Task prompt => Write out every entry word for word.

[Stored records]
******************************

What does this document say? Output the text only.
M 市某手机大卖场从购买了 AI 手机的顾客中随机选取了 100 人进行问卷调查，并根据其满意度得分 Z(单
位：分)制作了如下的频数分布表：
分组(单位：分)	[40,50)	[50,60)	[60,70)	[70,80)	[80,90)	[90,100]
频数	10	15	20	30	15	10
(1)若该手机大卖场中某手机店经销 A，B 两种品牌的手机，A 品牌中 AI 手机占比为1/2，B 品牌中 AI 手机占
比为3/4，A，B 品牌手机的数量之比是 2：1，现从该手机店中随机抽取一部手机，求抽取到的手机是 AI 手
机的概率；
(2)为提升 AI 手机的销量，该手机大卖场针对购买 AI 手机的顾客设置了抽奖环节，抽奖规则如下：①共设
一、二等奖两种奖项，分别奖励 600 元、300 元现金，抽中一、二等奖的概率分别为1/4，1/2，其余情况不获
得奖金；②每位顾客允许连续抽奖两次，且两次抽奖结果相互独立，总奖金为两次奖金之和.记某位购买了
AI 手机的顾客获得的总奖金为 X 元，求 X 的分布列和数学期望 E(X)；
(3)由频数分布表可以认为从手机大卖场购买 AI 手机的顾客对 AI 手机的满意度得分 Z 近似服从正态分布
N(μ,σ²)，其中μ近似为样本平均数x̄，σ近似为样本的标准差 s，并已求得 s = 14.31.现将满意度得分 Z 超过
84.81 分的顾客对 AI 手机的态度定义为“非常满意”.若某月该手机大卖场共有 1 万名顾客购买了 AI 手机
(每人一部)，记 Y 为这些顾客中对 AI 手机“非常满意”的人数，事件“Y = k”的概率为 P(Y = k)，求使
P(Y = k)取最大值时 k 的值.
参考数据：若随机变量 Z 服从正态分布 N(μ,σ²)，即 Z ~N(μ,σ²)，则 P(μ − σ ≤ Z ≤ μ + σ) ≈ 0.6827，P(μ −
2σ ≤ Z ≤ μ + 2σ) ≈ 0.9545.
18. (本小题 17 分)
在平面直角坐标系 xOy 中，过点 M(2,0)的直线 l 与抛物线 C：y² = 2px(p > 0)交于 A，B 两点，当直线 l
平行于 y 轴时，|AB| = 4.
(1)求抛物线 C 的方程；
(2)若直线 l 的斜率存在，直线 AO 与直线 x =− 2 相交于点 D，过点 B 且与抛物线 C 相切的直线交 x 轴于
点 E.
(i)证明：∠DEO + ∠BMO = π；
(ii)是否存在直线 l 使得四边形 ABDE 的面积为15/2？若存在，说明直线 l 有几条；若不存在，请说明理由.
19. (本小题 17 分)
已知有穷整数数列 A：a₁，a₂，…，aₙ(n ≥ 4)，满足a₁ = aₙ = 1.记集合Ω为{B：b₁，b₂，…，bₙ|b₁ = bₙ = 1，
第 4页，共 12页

******************************

Written solution =>
What does this document say? Output the text only.
M 市某手机大卖场从购买了 AI 手机的顾客中随机选取了 100 人进行问卷调查，并根据其满意度得分 Z(单
位：分)制作了如下的频数分布表：
分组(单位：分)	[40,50)	[50,60)	[60,70)	[70,80)	[80,90)	[90,100]
频数	10	15	20	30	15	10
(1)若该手机大卖场中某手机店经销 A，B 两种品牌的手机，A 品牌中 AI 手机占比为1/2，B 品牌中 AI 手机占
比为3/4，A，B 品牌手机的数量之比是 2：1，现从该手机店中随机抽取一部手机，求抽取到的手机是 AI 手
机的概率；
(2)为提升 AI 手机的销量，该手机大卖场针对购买 AI 手机的顾客设置了抽奖环节，抽奖规则如下：①共设
一、二等奖两种奖项，分别奖励 600 元、300 元现金，抽中一、二等奖的概率分别为1/4，1/2，其余情况不获
得奖金；②每位顾客允许连续抽奖两次，且两次抽奖结果相互独立，总奖金为两次奖金之和.记某位购买了
AI 手机的顾客获得的总奖金为 X 元，求 X 的分布列和数学期望 E(X)；
(3)由频数分布表可以认为从手机大卖场购买 AI 手机的顾客对 AI 手机的满意度得分 Z 近似服从正态分布
N(μ,σ²)，其中μ近似为样本平均数x̄，σ近似为样本的标准差 s，并已求得 s = 14.31.现将满意度得分 Z 超过
84.81 分的顾客对 AI 手机的态度定义为“非常满意”.若某月该手机大卖场共有 1 万名顾客购买了 AI 手机
(每人一部)，记 Y 为这些顾客中对 AI 手机“非常满意”的人数，事件“Y = k”的概率为 P(Y = k)，求使
P(Y = k)取最大值时 k 的值.
参考数据：若随机变量 Z 服从正态分布 N(μ,σ²)，即 Z ~N(μ,σ²)，则 P(μ − σ ≤ Z ≤ μ + σ) ≈ 0.6827，P(μ −
2σ ≤ Z ≤ μ + 2σ) ≈ 0.9545.
18. (本小题 17 分)
在平面直角坐标系 xOy 中，过点 M(2,0)的直线 l 与抛物线 C：y² = 2px(p > 0)交于 A，B 两点，当直线 l
平行于 y 轴时，|AB| = 4.
(1)求抛物线 C 的方程；
(2)若直线 l 的斜率存在，直线 AO 与直线 x =− 2 相交于点 D，过点 B 且与抛物线 C 相切的直线交 x 轴于
点 E.
(i)证明：∠DEO + ∠BMO = π；
(ii)是否存在直线 l 使得四边形 ABDE 的面积为15/2？若存在，说明直线 l 有几条；若不存在，请说明理由.
19. (本小题 17 分)
已知有穷整数数列 A：a₁，a₂，…，aₙ(n ≥ 4)，满足a₁ = aₙ = 1.记集合Ω为{B：b₁，b₂，…，bₙ|b₁ = bₙ = 1，
第 4页，共 12页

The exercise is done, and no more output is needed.